*Stored data entries*:
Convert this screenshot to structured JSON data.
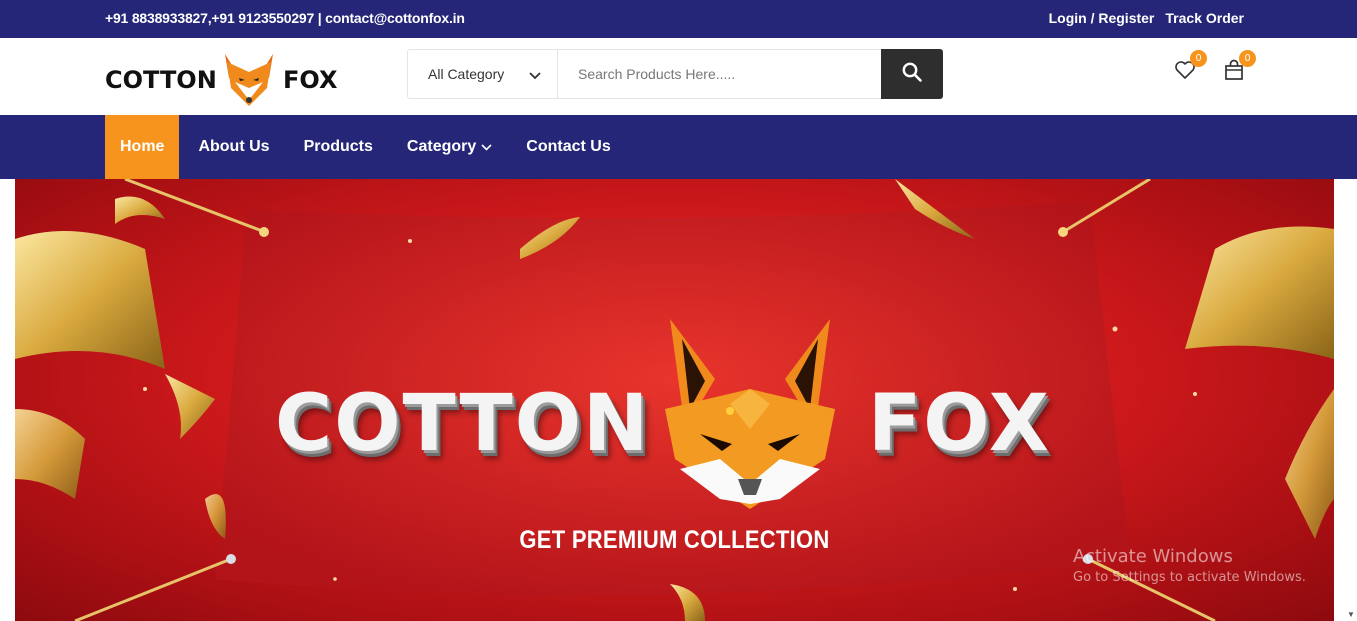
{
  "topbar": {
    "contact": "+91 8838933827,+91 9123550297 | contact@cottonfox.in",
    "login": "Login / Register",
    "track": "Track Order"
  },
  "header": {
    "logo_alt": "COTTON FOX",
    "logo_left": "COTTON",
    "logo_right": "FOX",
    "category": "All Category",
    "search_placeholder": "Search Products Here.....",
    "wishlist_count": "0",
    "cart_count": "0"
  },
  "nav": {
    "home": "Home",
    "about": "About Us",
    "products": "Products",
    "category": "Category",
    "contact": "Contact Us"
  },
  "banner": {
    "brand_left": "COTTON",
    "brand_right": "FOX",
    "tagline": "GET PREMIUM COLLECTION"
  },
  "watermark": {
    "line1": "Activate Windows",
    "line2": "Go to Settings to activate Windows."
  },
  "colors": {
    "nav_bg": "#252678",
    "accent": "#f7941d",
    "banner_red": "#d11a1c"
  }
}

*Work to be completed*: From the material above, copy everything exactly but the pictures.

*Solution for this task*:
Convert this screenshot to structured JSON data.
{
  "topbar": {
    "contact": "+91 8838933827,+91 9123550297 | contact@cottonfox.in",
    "login": "Login / Register",
    "track": "Track Order"
  },
  "header": {
    "logo_alt": "COTTON FOX",
    "logo_left": "COTTON",
    "logo_right": "FOX",
    "category": "All Category",
    "search_placeholder": "Search Products Here.....",
    "wishlist_count": "0",
    "cart_count": "0"
  },
  "nav": {
    "home": "Home",
    "about": "About Us",
    "products": "Products",
    "category": "Category",
    "contact": "Contact Us"
  },
  "banner": {
    "brand_left": "COTTON",
    "brand_right": "FOX",
    "tagline": "GET PREMIUM COLLECTION"
  },
  "watermark": {
    "line1": "Activate Windows",
    "line2": "Go to Settings to activate Windows."
  },
  "colors": {
    "nav_bg": "#252678",
    "accent": "#f7941d",
    "banner_red": "#d11a1c"
  }
}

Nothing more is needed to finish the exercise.